(Dataset excerpt)
════

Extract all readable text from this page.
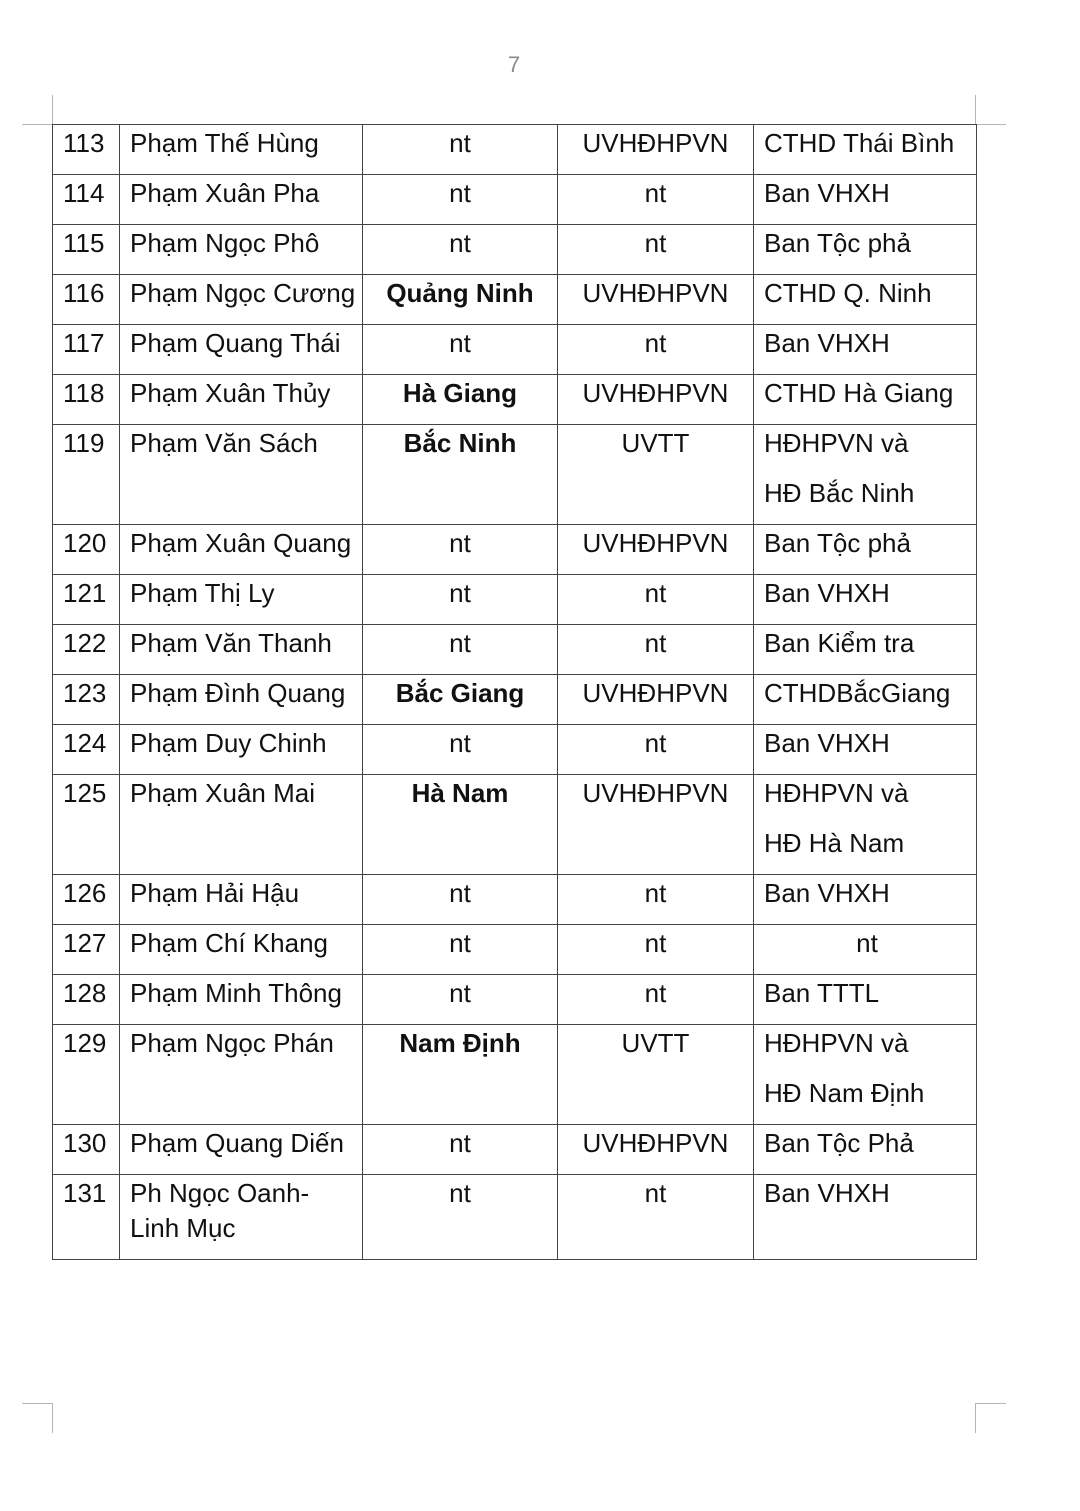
7
113	Phạm Thế Hùng	nt	UVHĐHPVN	CTHD Thái Bình

114	Phạm Xuân Pha	nt	nt	Ban VHXH

115	Phạm Ngọc Phô	nt	nt	Ban Tộc phả

116	Phạm Ngọc Cương	Quảng Ninh	UVHĐHPVN	CTHD Q. Ninh

117	Phạm Quang Thái	nt	nt	Ban VHXH

118	Phạm Xuân Thủy	Hà Giang	UVHĐHPVN	CTHD Hà Giang

119	Phạm Văn Sách	Bắc Ninh	UVTT	HĐHPVN và
HĐ Bắc Ninh

120	Phạm Xuân Quang	nt	UVHĐHPVN	Ban Tộc phả

121	Phạm Thị Ly	nt	nt	Ban VHXH

122	Phạm Văn Thanh	nt	nt	Ban Kiểm tra

123	Phạm Đình Quang	Bắc Giang	UVHĐHPVN	CTHDBắcGiang

124	Phạm Duy Chinh	nt	nt	Ban VHXH

125	Phạm Xuân Mai	Hà Nam	UVHĐHPVN	HĐHPVN và
HĐ Hà Nam

126	Phạm Hải Hậu	nt	nt	Ban VHXH

127	Phạm Chí Khang	nt	nt	nt

128	Phạm Minh Thông	nt	nt	Ban TTTL

129	Phạm Ngọc Phán	Nam Định	UVTT	HĐHPVN và
HĐ Nam Định

130	Phạm Quang Diến	nt	UVHĐHPVN	Ban Tộc Phả

131	Ph Ngọc Oanh- Linh Mục	nt	nt	Ban VHXH
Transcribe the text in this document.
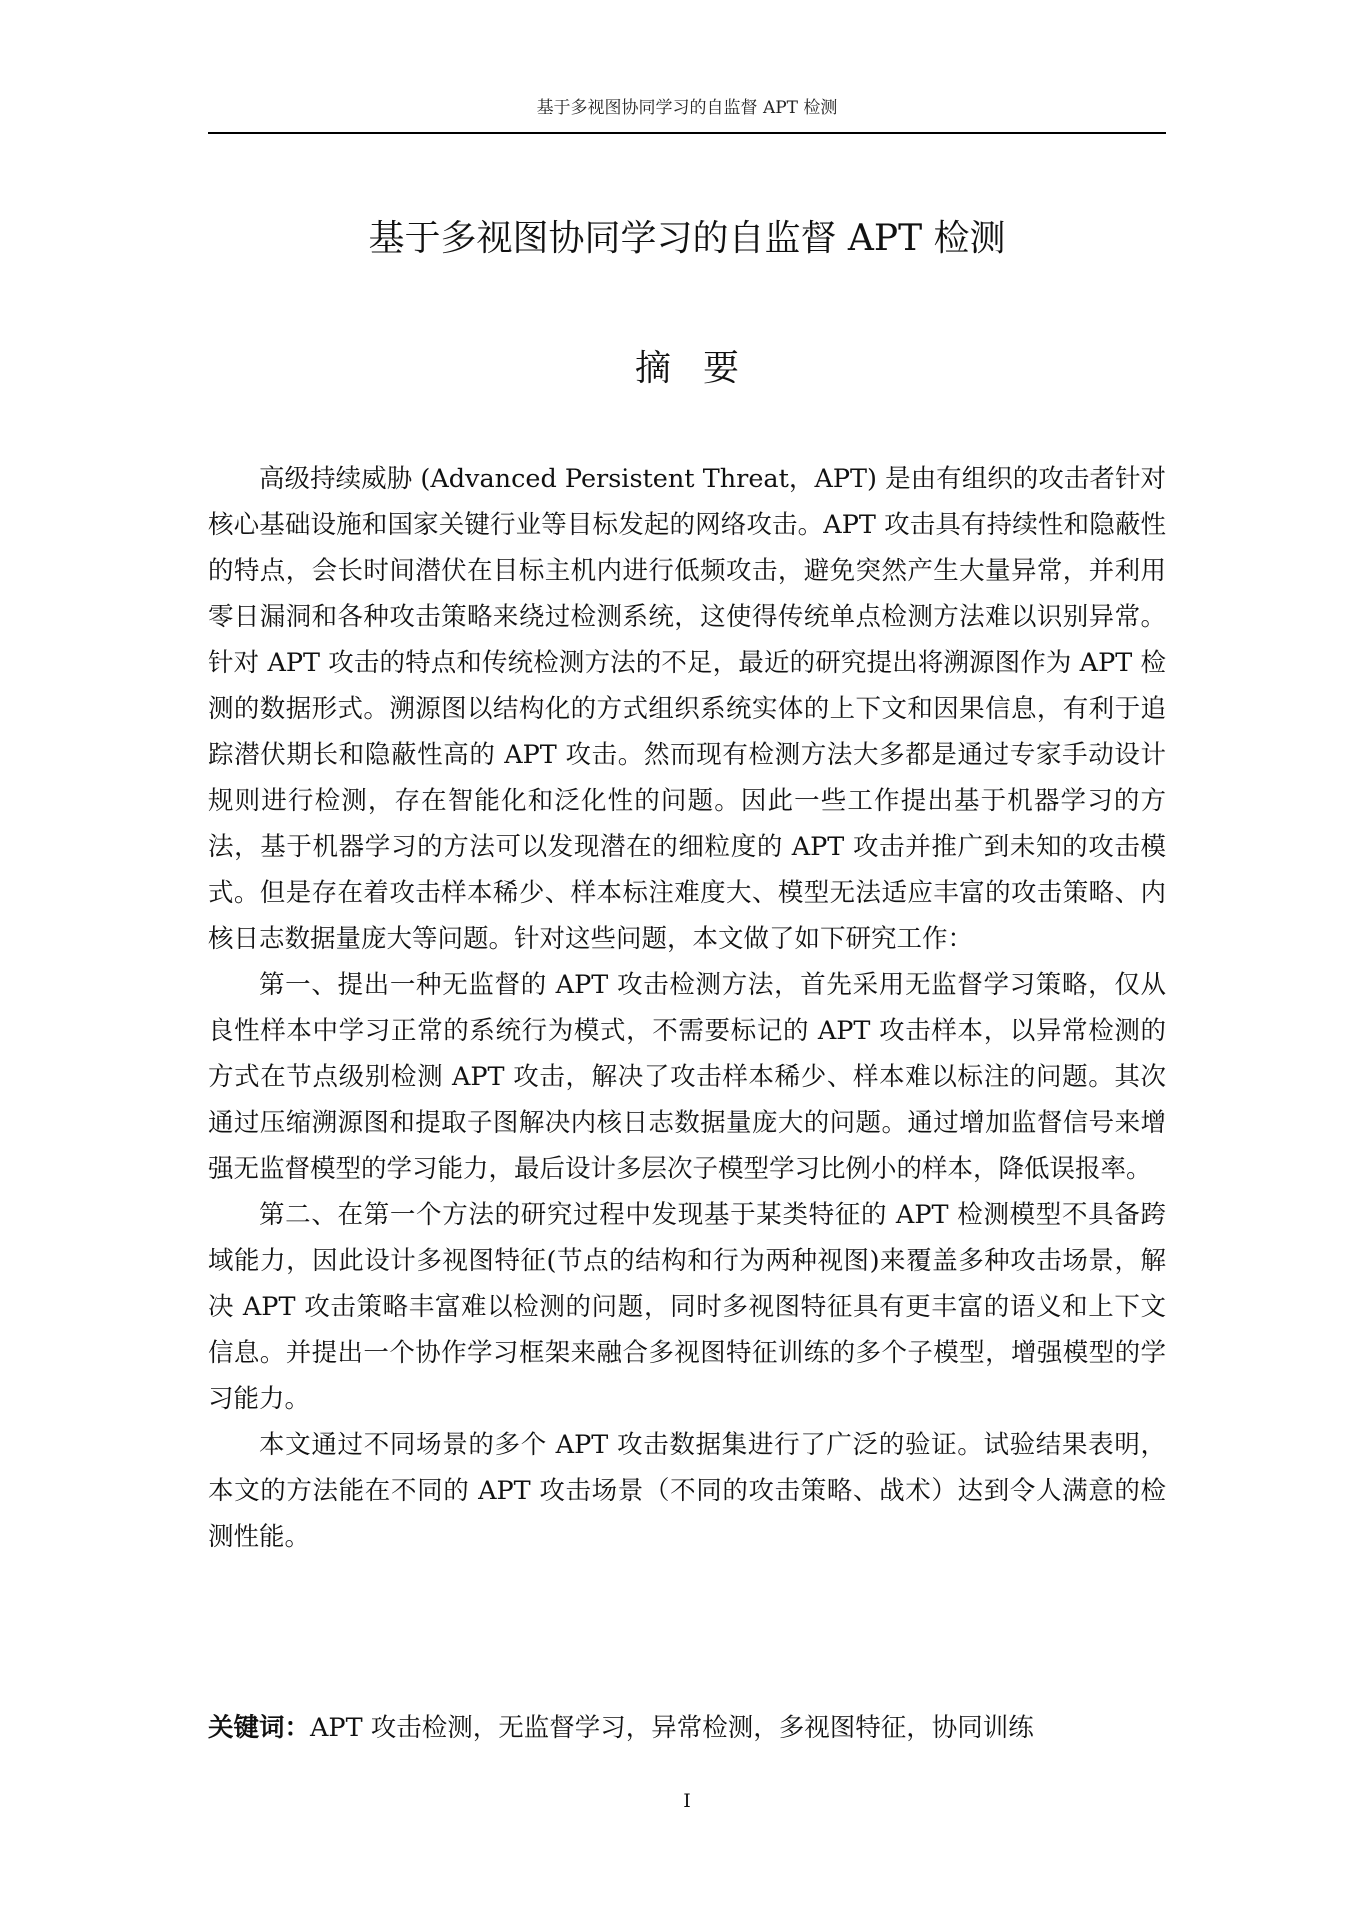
基于多视图协同学习的自监督 APT 检测
基于多视图协同学习的自监督 APT 检测
摘要

高级持续威胁 (Advanced Persistent Threat，APT) 是由有组织的攻击者针对核心基础设施和国家关键行业等目标发起的网络攻击。APT 攻击具有持续性和隐蔽性的特点，会长时间潜伏在目标主机内进行低频攻击，避免突然产生大量异常，并利用零日漏洞和各种攻击策略来绕过检测系统，这使得传统单点检测方法难以识别异常。针对 APT 攻击的特点和传统检测方法的不足，最近的研究提出将溯源图作为 APT 检测的数据形式。溯源图以结构化的方式组织系统实体的上下文和因果信息，有利于追踪潜伏期长和隐蔽性高的 APT 攻击。然而现有检测方法大多都是通过专家手动设计规则进行检测，存在智能化和泛化性的问题。因此一些工作提出基于机器学习的方法，基于机器学习的方法可以发现潜在的细粒度的 APT 攻击并推广到未知的攻击模式。但是存在着攻击样本稀少、样本标注难度大、模型无法适应丰富的攻击策略、内核日志数据量庞大等问题。针对这些问题，本文做了如下研究工作：

第一、提出一种无监督的 APT 攻击检测方法，首先采用无监督学习策略，仅从良性样本中学习正常的系统行为模式，不需要标记的 APT 攻击样本，以异常检测的方式在节点级别检测 APT 攻击，解决了攻击样本稀少、样本难以标注的问题。其次通过压缩溯源图和提取子图解决内核日志数据量庞大的问题。通过增加监督信号来增强无监督模型的学习能力，最后设计多层次子模型学习比例小的样本，降低误报率。

第二、在第一个方法的研究过程中发现基于某类特征的 APT 检测模型不具备跨域能力，因此设计多视图特征(节点的结构和行为两种视图)来覆盖多种攻击场景，解决 APT 攻击策略丰富难以检测的问题，同时多视图特征具有更丰富的语义和上下文信息。并提出一个协作学习框架来融合多视图特征训练的多个子模型，增强模型的学习能力。

本文通过不同场景的多个 APT 攻击数据集进行了广泛的验证。试验结果表明，本文的方法能在不同的 APT 攻击场景（不同的攻击策略、战术）达到令人满意的检测性能。

关键词：APT 攻击检测，无监督学习，异常检测，多视图特征，协同训练
I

════

_What this task involves_
From the listing above, copy every line that holds the string "UVTT".

_Answer to this exercise_
119	Phạm Văn Sách	Bắc Ninh	UVTT	HĐHPVN và
129	Phạm Ngọc Phán	Nam Định	UVTT	HĐHPVN và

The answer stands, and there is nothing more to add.